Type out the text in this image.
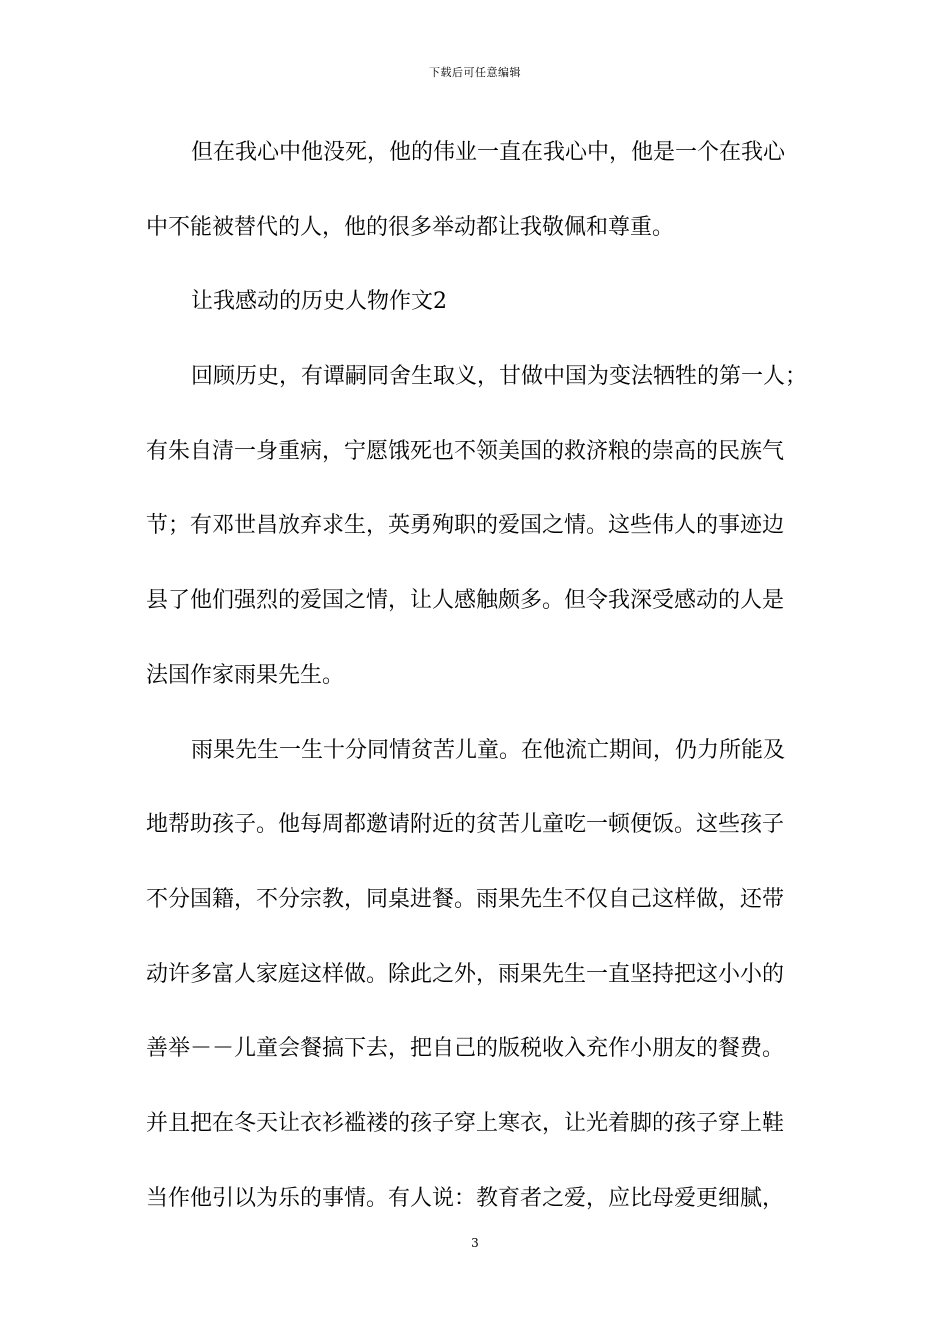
下载后可任意编辑
但在我心中他没死，他的伟业一直在我心中，他是一个在我心
中不能被替代的人，他的很多举动都让我敬佩和尊重。
让我感动的历史人物作文2
回顾历史，有谭嗣同舍生取义，甘做中国为变法牺牲的第一人；
有朱自清一身重病，宁愿饿死也不领美国的救济粮的崇高的民族气
节；有邓世昌放弃求生，英勇殉职的爱国之情。这些伟人的事迹边
县了他们强烈的爱国之情，让人感触颇多。但令我深受感动的人是
法国作家雨果先生。
雨果先生一生十分同情贫苦儿童。在他流亡期间，仍力所能及
地帮助孩子。他每周都邀请附近的贫苦儿童吃一顿便饭。这些孩子
不分国籍，不分宗教，同桌进餐。雨果先生不仅自己这样做，还带
动许多富人家庭这样做。除此之外，雨果先生一直坚持把这小小的
善举－－儿童会餐搞下去，把自己的版税收入充作小朋友的餐费。
并且把在冬天让衣衫褴褛的孩子穿上寒衣，让光着脚的孩子穿上鞋
当作他引以为乐的事情。有人说：教育者之爱，应比母爱更细腻，
3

Work to complete: Using the material above, set down every line exactly, but skip the pictures.

Answer to this problem:
Type out the text in this image.
下载后可任意编辑
但在我心中他没死，他的伟业一直在我心中，他是一个在我心
中不能被替代的人，他的很多举动都让我敬佩和尊重。
让我感动的历史人物作文2
回顾历史，有谭嗣同舍生取义，甘做中国为变法牺牲的第一人；
有朱自清一身重病，宁愿饿死也不领美国的救济粮的崇高的民族气
节；有邓世昌放弃求生，英勇殉职的爱国之情。这些伟人的事迹边
县了他们强烈的爱国之情，让人感触颇多。但令我深受感动的人是
法国作家雨果先生。
雨果先生一生十分同情贫苦儿童。在他流亡期间，仍力所能及
地帮助孩子。他每周都邀请附近的贫苦儿童吃一顿便饭。这些孩子
不分国籍，不分宗教，同桌进餐。雨果先生不仅自己这样做，还带
动许多富人家庭这样做。除此之外，雨果先生一直坚持把这小小的
善举－－儿童会餐搞下去，把自己的版税收入充作小朋友的餐费。
并且把在冬天让衣衫褴褛的孩子穿上寒衣，让光着脚的孩子穿上鞋
当作他引以为乐的事情。有人说：教育者之爱，应比母爱更细腻，
3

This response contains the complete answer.